Records contained in a dataset
╭──
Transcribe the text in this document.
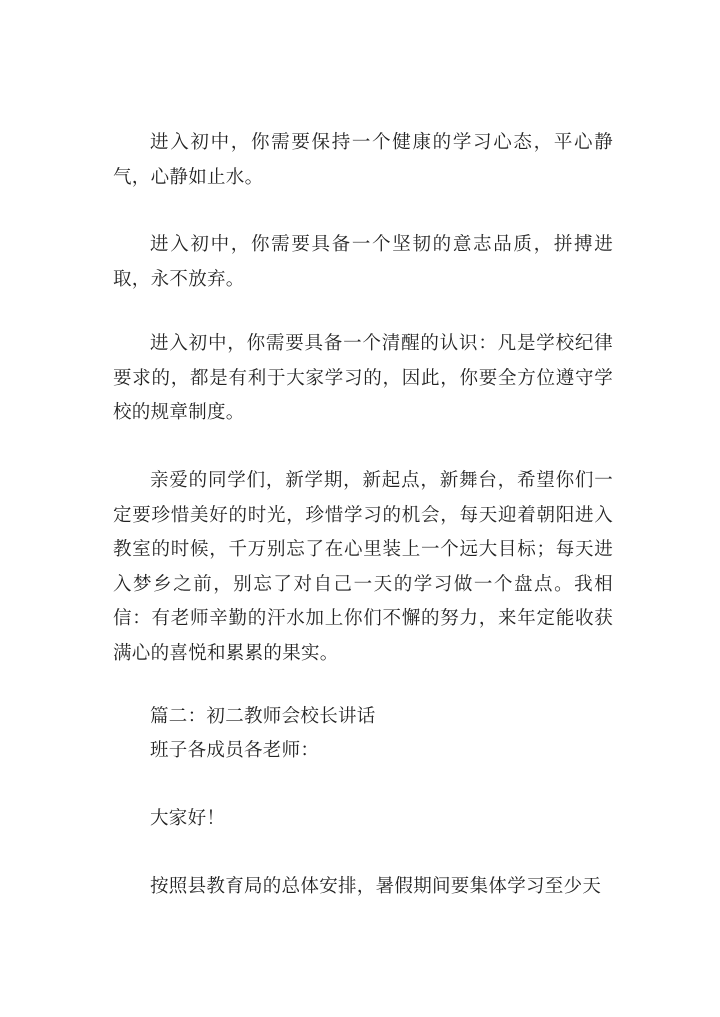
进入初中，你需要保持一个健康的学习心态，平心静气，心静如止水。

进入初中，你需要具备一个坚韧的意志品质，拼搏进取，永不放弃。

进入初中，你需要具备一个清醒的认识：凡是学校纪律要求的，都是有利于大家学习的，因此，你要全方位遵守学校的规章制度。

亲爱的同学们，新学期，新起点，新舞台，希望你们一定要珍惜美好的时光，珍惜学习的机会，每天迎着朝阳进入教室的时候，千万别忘了在心里装上一个远大目标；每天进入梦乡之前，别忘了对自己一天的学习做一个盘点。我相信：有老师辛勤的汗水加上你们不懈的努力，来年定能收获满心的喜悦和累累的果实。

篇二：初二教师会校长讲话

班子各成员各老师：

大家好！

按照县教育局的总体安排，暑假期间要集体学习至少天
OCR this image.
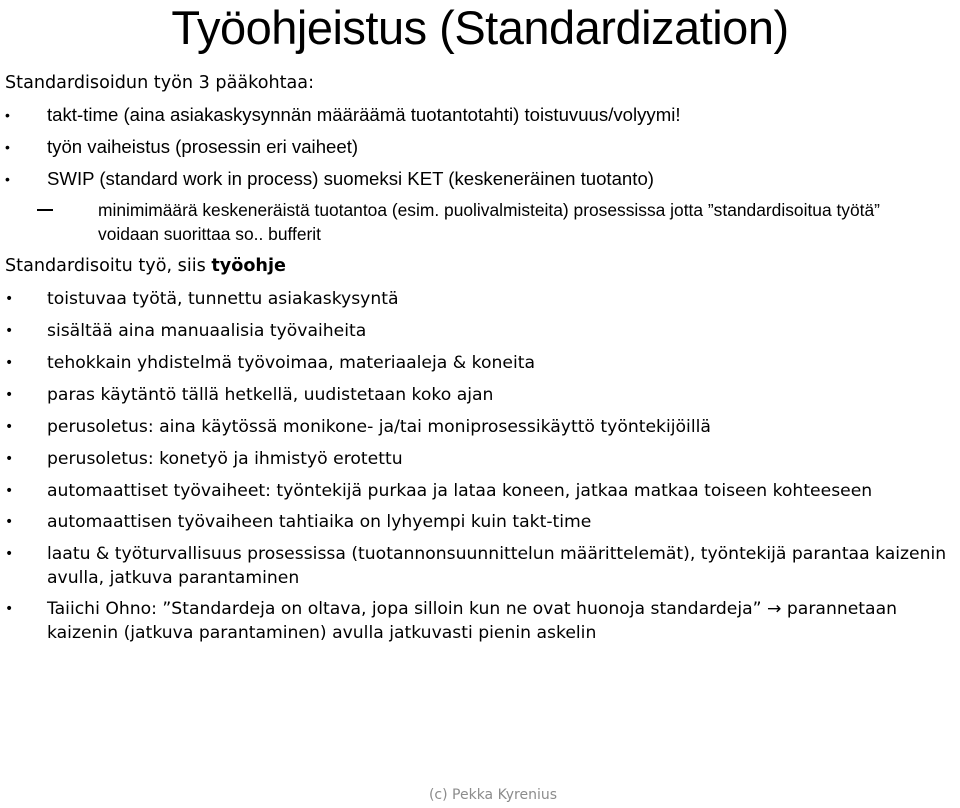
Työohjeistus (Standardization)
Standardisoidun työn 3 pääkohtaa:
•	takt-time (aina asiakaskysynnän määräämä tuotantotahti) toistuvuus/volyymi!
•	työn vaiheistus (prosessin eri vaiheet)
•	SWIP (standard work in process) suomeksi KET (keskeneräinen tuotanto)
minimimäärä keskeneräistä tuotantoa (esim. puolivalmisteita) prosessissa jotta ”standardisoitua työtä” voidaan suorittaa so.. bufferit
Standardisoitu työ, siis työohje
•	toistuvaa työtä, tunnettu asiakaskysyntä
•	sisältää aina manuaalisia työvaiheita
•	tehokkain yhdistelmä työvoimaa, materiaaleja & koneita
•	paras käytäntö tällä hetkellä, uudistetaan koko ajan
•	perusoletus: aina käytössä monikone- ja/tai moniprosessikäyttö työntekijöillä
•	perusoletus: konetyö ja ihmistyö erotettu
•	automaattiset työvaiheet: työntekijä purkaa ja lataa koneen, jatkaa matkaa toiseen kohteeseen
•	automaattisen työvaiheen tahtiaika on lyhyempi kuin takt-time
•	laatu & työturvallisuus prosessissa (tuotannonsuunnittelun määrittelemät), työntekijä parantaa kaizenin avulla, jatkuva parantaminen
•	Taiichi Ohno: ”Standardeja on oltava, jopa silloin kun ne ovat huonoja standardeja” → parannetaan kaizenin (jatkuva parantaminen) avulla jatkuvasti pienin askelin
(c) Pekka Kyrenius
╰──
● **EXERCISE REQUIREMENTS**
Leave out the pictures and return every record word for word.

● **FINAL ANSWER**
Transcribe the text in this document.
进入初中，你需要保持一个健康的学习心态，平心静气，心静如止水。

进入初中，你需要具备一个坚韧的意志品质，拼搏进取，永不放弃。

进入初中，你需要具备一个清醒的认识：凡是学校纪律要求的，都是有利于大家学习的，因此，你要全方位遵守学校的规章制度。

亲爱的同学们，新学期，新起点，新舞台，希望你们一定要珍惜美好的时光，珍惜学习的机会，每天迎着朝阳进入教室的时候，千万别忘了在心里装上一个远大目标；每天进入梦乡之前，别忘了对自己一天的学习做一个盘点。我相信：有老师辛勤的汗水加上你们不懈的努力，来年定能收获满心的喜悦和累累的果实。

篇二：初二教师会校长讲话

班子各成员各老师：

大家好！

按照县教育局的总体安排，暑假期间要集体学习至少天
OCR this image.
Työohjeistus (Standardization)
Standardisoidun työn 3 pääkohtaa:
•	takt-time (aina asiakaskysynnän määräämä tuotantotahti) toistuvuus/volyymi!
•	työn vaiheistus (prosessin eri vaiheet)
•	SWIP (standard work in process) suomeksi KET (keskeneräinen tuotanto)
minimimäärä keskeneräistä tuotantoa (esim. puolivalmisteita) prosessissa jotta ”standardisoitua työtä” voidaan suorittaa so.. bufferit
Standardisoitu työ, siis työohje
•	toistuvaa työtä, tunnettu asiakaskysyntä
•	sisältää aina manuaalisia työvaiheita
•	tehokkain yhdistelmä työvoimaa, materiaaleja & koneita
•	paras käytäntö tällä hetkellä, uudistetaan koko ajan
•	perusoletus: aina käytössä monikone- ja/tai moniprosessikäyttö työntekijöillä
•	perusoletus: konetyö ja ihmistyö erotettu
•	automaattiset työvaiheet: työntekijä purkaa ja lataa koneen, jatkaa matkaa toiseen kohteeseen
•	automaattisen työvaiheen tahtiaika on lyhyempi kuin takt-time
•	laatu & työturvallisuus prosessissa (tuotannonsuunnittelun määrittelemät), työntekijä parantaa kaizenin avulla, jatkuva parantaminen
•	Taiichi Ohno: ”Standardeja on oltava, jopa silloin kun ne ovat huonoja standardeja” → parannetaan kaizenin (jatkuva parantaminen) avulla jatkuvasti pienin askelin
(c) Pekka Kyrenius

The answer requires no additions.